SET EXERCISE: Exact reproduction is required for all entries.

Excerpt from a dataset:
============================================================
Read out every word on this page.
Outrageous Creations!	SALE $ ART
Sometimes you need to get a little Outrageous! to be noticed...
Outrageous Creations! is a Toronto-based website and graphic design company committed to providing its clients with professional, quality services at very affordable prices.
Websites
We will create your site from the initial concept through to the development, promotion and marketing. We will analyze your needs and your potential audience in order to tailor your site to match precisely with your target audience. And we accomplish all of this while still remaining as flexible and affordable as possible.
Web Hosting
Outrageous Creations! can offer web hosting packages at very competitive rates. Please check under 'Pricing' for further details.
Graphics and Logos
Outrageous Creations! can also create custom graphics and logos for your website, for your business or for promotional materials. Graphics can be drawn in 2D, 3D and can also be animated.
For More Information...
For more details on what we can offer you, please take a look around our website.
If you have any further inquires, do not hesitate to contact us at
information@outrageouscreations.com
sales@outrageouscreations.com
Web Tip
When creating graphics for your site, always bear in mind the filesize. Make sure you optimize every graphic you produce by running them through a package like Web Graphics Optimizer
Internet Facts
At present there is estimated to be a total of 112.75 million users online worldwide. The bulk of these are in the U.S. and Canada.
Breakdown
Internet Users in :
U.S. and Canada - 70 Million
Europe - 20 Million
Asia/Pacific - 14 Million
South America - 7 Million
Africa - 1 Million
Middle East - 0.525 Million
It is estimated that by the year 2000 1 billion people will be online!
============================================================
SOLUTION TO THE PROBLEM:
Read out every word on this page.
Outrageous Creations!	SALE $ ART
Sometimes you need to get a little Outrageous! to be noticed...
Outrageous Creations! is a Toronto-based website and graphic design company committed to providing its clients with professional, quality services at very affordable prices.
Websites
We will create your site from the initial concept through to the development, promotion and marketing. We will analyze your needs and your potential audience in order to tailor your site to match precisely with your target audience. And we accomplish all of this while still remaining as flexible and affordable as possible.
Web Hosting
Outrageous Creations! can offer web hosting packages at very competitive rates. Please check under 'Pricing' for further details.
Graphics and Logos
Outrageous Creations! can also create custom graphics and logos for your website, for your business or for promotional materials. Graphics can be drawn in 2D, 3D and can also be animated.
For More Information...
For more details on what we can offer you, please take a look around our website.
If you have any further inquires, do not hesitate to contact us at
information@outrageouscreations.com
sales@outrageouscreations.com
Web Tip
When creating graphics for your site, always bear in mind the filesize. Make sure you optimize every graphic you produce by running them through a package like Web Graphics Optimizer
Internet Facts
At present there is estimated to be a total of 112.75 million users online worldwide. The bulk of these are in the U.S. and Canada.
Breakdown
Internet Users in :
U.S. and Canada - 70 Million
Europe - 20 Million
Asia/Pacific - 14 Million
South America - 7 Million
Africa - 1 Million
Middle East - 0.525 Million
It is estimated that by the year 2000 1 billion people will be online!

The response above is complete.